=== GOAL ===
Transcribe the records below exactly as they appear, omitting any pictures.
## begin DATA SHOWN
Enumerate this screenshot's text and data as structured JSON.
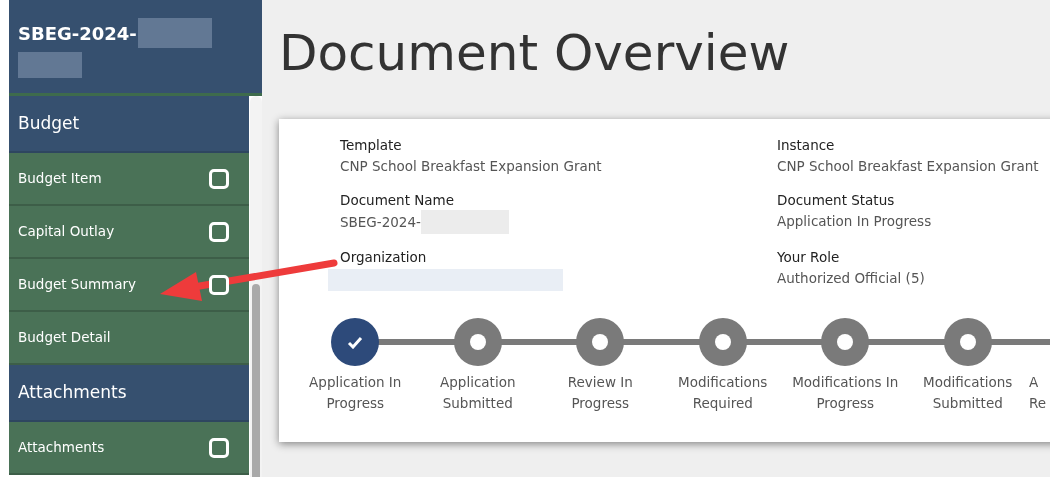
{
  "sidebar": {
    "title": "SBEG-2024-",
    "sections": [
      {
        "heading": "Budget",
        "items": [
          {
            "label": "Budget Item",
            "checked": false
          },
          {
            "label": "Capital Outlay",
            "checked": false
          },
          {
            "label": "Budget Summary",
            "checked": false
          },
          {
            "label": "Budget Detail"
          }
        ]
      },
      {
        "heading": "Attachments",
        "items": [
          {
            "label": "Attachments",
            "checked": false
          }
        ]
      }
    ]
  },
  "page_title": "Document Overview",
  "details": [
    {
      "label": "Template",
      "value": "CNP School Breakfast Expansion Grant"
    },
    {
      "label": "Instance",
      "value": "CNP School Breakfast Expansion Grant"
    },
    {
      "label": "Document Name",
      "value": "SBEG-2024-",
      "redacted": true
    },
    {
      "label": "Document Status",
      "value": "Application In Progress"
    },
    {
      "label": "Organization",
      "redacted": true
    },
    {
      "label": "Your Role",
      "value": "Authorized Official (5)"
    }
  ],
  "steps": [
    {
      "kind": "step",
      "lines": [
        "Application In",
        "Progress"
      ],
      "completed": true
    },
    {
      "kind": "step",
      "lines": [
        "Application",
        "Submitted"
      ],
      "completed": false
    },
    {
      "kind": "step",
      "lines": [
        "Review In",
        "Progress"
      ],
      "completed": false
    },
    {
      "kind": "step",
      "lines": [
        "Modifications",
        "Required"
      ],
      "completed": false
    },
    {
      "kind": "step",
      "lines": [
        "Modifications In",
        "Progress"
      ],
      "completed": false
    },
    {
      "kind": "step",
      "lines": [
        "Modifications",
        "Submitted"
      ],
      "completed": false
    },
    {
      "kind": "partial",
      "lines": [
        "A",
        "Re"
      ]
    }
  ]
}
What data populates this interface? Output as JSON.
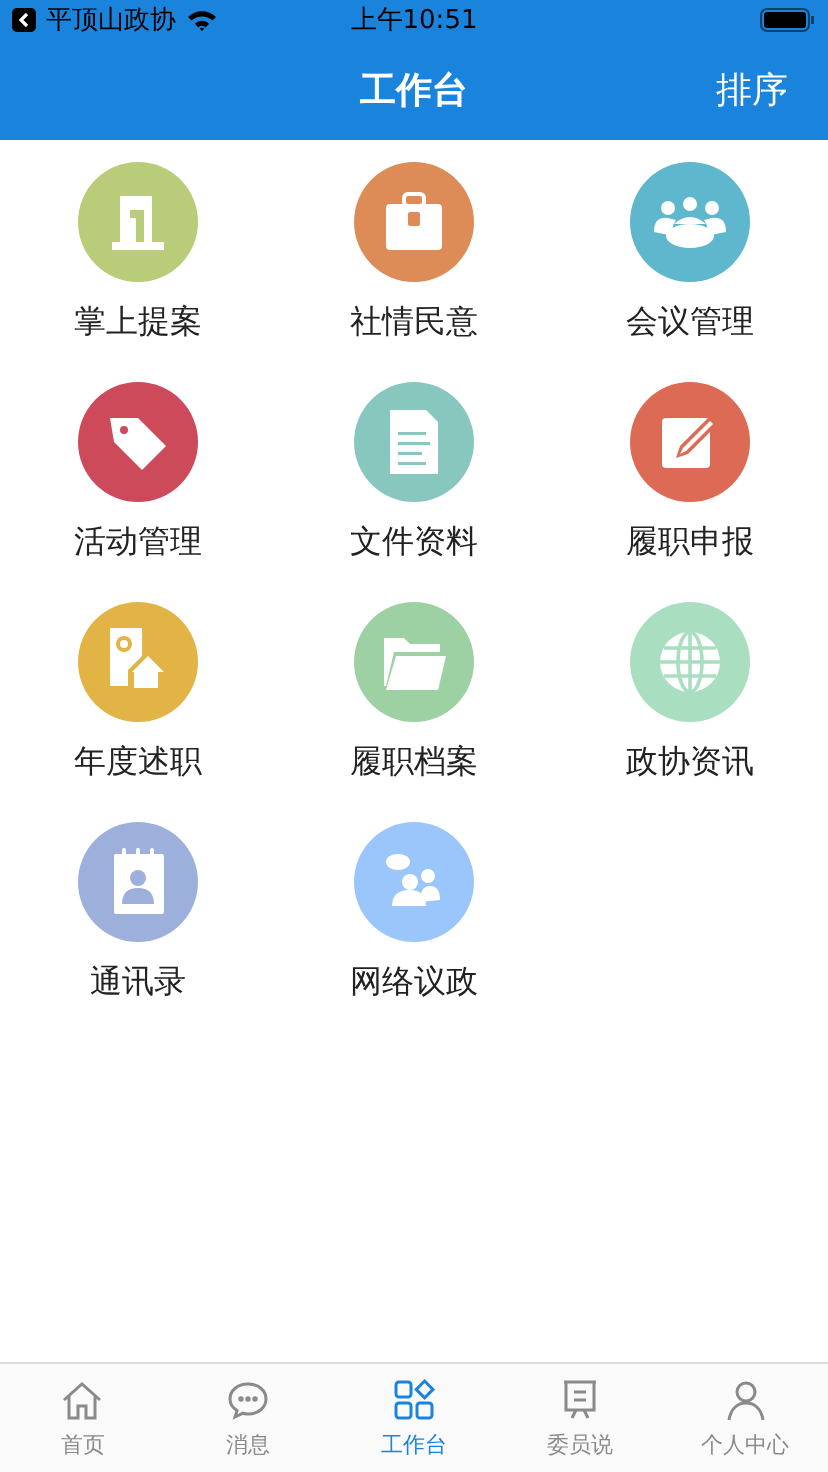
{
  "status_bar": {
    "back_label": "平顶山政协",
    "time": "上午10:51"
  },
  "nav": {
    "title": "工作台",
    "action": "排序"
  },
  "items": [
    {
      "label": "掌上提案",
      "color": "#b8cc7a",
      "kind": "podium"
    },
    {
      "label": "社情民意",
      "color": "#de8c57",
      "kind": "briefcase"
    },
    {
      "label": "会议管理",
      "color": "#5eb7cc",
      "kind": "people"
    },
    {
      "label": "活动管理",
      "color": "#cc4a5a",
      "kind": "tag"
    },
    {
      "label": "文件资料",
      "color": "#88c7bd",
      "kind": "document"
    },
    {
      "label": "履职申报",
      "color": "#dc6a54",
      "kind": "edit"
    },
    {
      "label": "年度述职",
      "color": "#e2b445",
      "kind": "report"
    },
    {
      "label": "履职档案",
      "color": "#9dd0a2",
      "kind": "folder"
    },
    {
      "label": "政协资讯",
      "color": "#a9dfc0",
      "kind": "globe"
    },
    {
      "label": "通讯录",
      "color": "#9db0dc",
      "kind": "contacts"
    },
    {
      "label": "网络议政",
      "color": "#9ac6fb",
      "kind": "chat"
    }
  ],
  "tabs": [
    {
      "label": "首页",
      "kind": "home",
      "selected": false
    },
    {
      "label": "消息",
      "kind": "message",
      "selected": false
    },
    {
      "label": "工作台",
      "kind": "grid",
      "selected": true
    },
    {
      "label": "委员说",
      "kind": "board",
      "selected": false
    },
    {
      "label": "个人中心",
      "kind": "person",
      "selected": false
    }
  ]
}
## end DATA SHOWN
=== FINAL RESULT ===
Enumerate this screenshot's text and data as structured JSON.
{
  "sidebar": {
    "title": "SBEG-2024-",
    "sections": [
      {
        "heading": "Budget",
        "items": [
          {
            "label": "Budget Item",
            "checked": false
          },
          {
            "label": "Capital Outlay",
            "checked": false
          },
          {
            "label": "Budget Summary",
            "checked": false
          },
          {
            "label": "Budget Detail"
          }
        ]
      },
      {
        "heading": "Attachments",
        "items": [
          {
            "label": "Attachments",
            "checked": false
          }
        ]
      }
    ]
  },
  "page_title": "Document Overview",
  "details": [
    {
      "label": "Template",
      "value": "CNP School Breakfast Expansion Grant"
    },
    {
      "label": "Instance",
      "value": "CNP School Breakfast Expansion Grant"
    },
    {
      "label": "Document Name",
      "value": "SBEG-2024-",
      "redacted": true
    },
    {
      "label": "Document Status",
      "value": "Application In Progress"
    },
    {
      "label": "Organization",
      "redacted": true
    },
    {
      "label": "Your Role",
      "value": "Authorized Official (5)"
    }
  ],
  "steps": [
    {
      "kind": "step",
      "lines": [
        "Application In",
        "Progress"
      ],
      "completed": true
    },
    {
      "kind": "step",
      "lines": [
        "Application",
        "Submitted"
      ],
      "completed": false
    },
    {
      "kind": "step",
      "lines": [
        "Review In",
        "Progress"
      ],
      "completed": false
    },
    {
      "kind": "step",
      "lines": [
        "Modifications",
        "Required"
      ],
      "completed": false
    },
    {
      "kind": "step",
      "lines": [
        "Modifications In",
        "Progress"
      ],
      "completed": false
    },
    {
      "kind": "step",
      "lines": [
        "Modifications",
        "Submitted"
      ],
      "completed": false
    },
    {
      "kind": "partial",
      "lines": [
        "A",
        "Re"
      ]
    }
  ]
}
What data populates this interface? Output as JSON.
{
  "status_bar": {
    "back_label": "平顶山政协",
    "time": "上午10:51"
  },
  "nav": {
    "title": "工作台",
    "action": "排序"
  },
  "items": [
    {
      "label": "掌上提案",
      "color": "#b8cc7a",
      "kind": "podium"
    },
    {
      "label": "社情民意",
      "color": "#de8c57",
      "kind": "briefcase"
    },
    {
      "label": "会议管理",
      "color": "#5eb7cc",
      "kind": "people"
    },
    {
      "label": "活动管理",
      "color": "#cc4a5a",
      "kind": "tag"
    },
    {
      "label": "文件资料",
      "color": "#88c7bd",
      "kind": "document"
    },
    {
      "label": "履职申报",
      "color": "#dc6a54",
      "kind": "edit"
    },
    {
      "label": "年度述职",
      "color": "#e2b445",
      "kind": "report"
    },
    {
      "label": "履职档案",
      "color": "#9dd0a2",
      "kind": "folder"
    },
    {
      "label": "政协资讯",
      "color": "#a9dfc0",
      "kind": "globe"
    },
    {
      "label": "通讯录",
      "color": "#9db0dc",
      "kind": "contacts"
    },
    {
      "label": "网络议政",
      "color": "#9ac6fb",
      "kind": "chat"
    }
  ],
  "tabs": [
    {
      "label": "首页",
      "kind": "home",
      "selected": false
    },
    {
      "label": "消息",
      "kind": "message",
      "selected": false
    },
    {
      "label": "工作台",
      "kind": "grid",
      "selected": true
    },
    {
      "label": "委员说",
      "kind": "board",
      "selected": false
    },
    {
      "label": "个人中心",
      "kind": "person",
      "selected": false
    }
  ]
}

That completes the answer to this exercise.